** start **

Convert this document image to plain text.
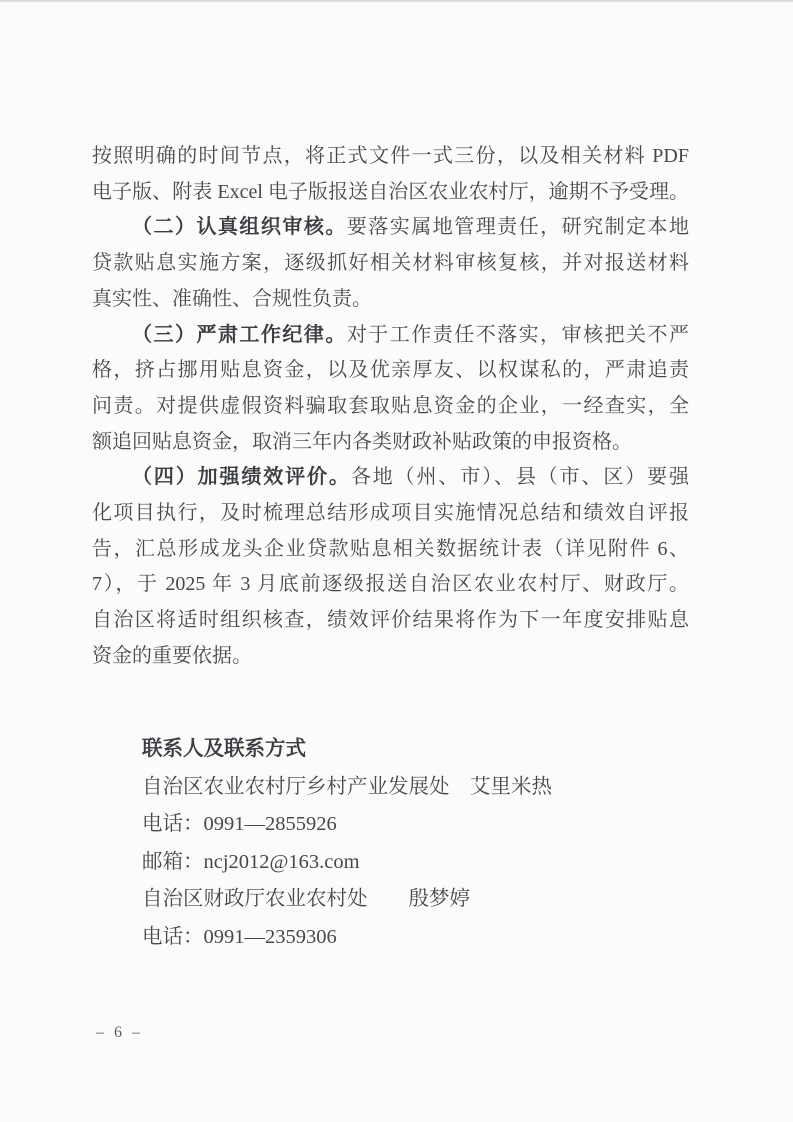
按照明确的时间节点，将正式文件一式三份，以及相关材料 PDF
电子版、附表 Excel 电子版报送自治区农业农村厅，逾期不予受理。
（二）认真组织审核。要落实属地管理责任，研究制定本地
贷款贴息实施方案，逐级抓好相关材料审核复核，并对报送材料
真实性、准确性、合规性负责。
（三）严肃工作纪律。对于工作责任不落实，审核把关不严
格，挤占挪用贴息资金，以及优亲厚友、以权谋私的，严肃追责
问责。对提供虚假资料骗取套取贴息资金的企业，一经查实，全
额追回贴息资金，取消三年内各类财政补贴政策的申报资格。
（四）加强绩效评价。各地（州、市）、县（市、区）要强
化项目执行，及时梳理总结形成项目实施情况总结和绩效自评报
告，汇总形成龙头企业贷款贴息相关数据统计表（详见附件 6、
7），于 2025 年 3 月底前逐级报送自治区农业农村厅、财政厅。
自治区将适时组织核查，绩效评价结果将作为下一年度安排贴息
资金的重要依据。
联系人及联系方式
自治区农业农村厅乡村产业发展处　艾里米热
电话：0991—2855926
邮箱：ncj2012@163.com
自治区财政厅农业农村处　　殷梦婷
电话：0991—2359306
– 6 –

** end **

**What you are asked to do**
Reproduce the full listing above verbatim, with no pictures included.

**Result**
Convert this document image to plain text.
按照明确的时间节点，将正式文件一式三份，以及相关材料 PDF
电子版、附表 Excel 电子版报送自治区农业农村厅，逾期不予受理。
（二）认真组织审核。要落实属地管理责任，研究制定本地
贷款贴息实施方案，逐级抓好相关材料审核复核，并对报送材料
真实性、准确性、合规性负责。
（三）严肃工作纪律。对于工作责任不落实，审核把关不严
格，挤占挪用贴息资金，以及优亲厚友、以权谋私的，严肃追责
问责。对提供虚假资料骗取套取贴息资金的企业，一经查实，全
额追回贴息资金，取消三年内各类财政补贴政策的申报资格。
（四）加强绩效评价。各地（州、市）、县（市、区）要强
化项目执行，及时梳理总结形成项目实施情况总结和绩效自评报
告，汇总形成龙头企业贷款贴息相关数据统计表（详见附件 6、
7），于 2025 年 3 月底前逐级报送自治区农业农村厅、财政厅。
自治区将适时组织核查，绩效评价结果将作为下一年度安排贴息
资金的重要依据。
联系人及联系方式
自治区农业农村厅乡村产业发展处　艾里米热
电话：0991—2855926
邮箱：ncj2012@163.com
自治区财政厅农业农村处　　殷梦婷
电话：0991—2359306
– 6 –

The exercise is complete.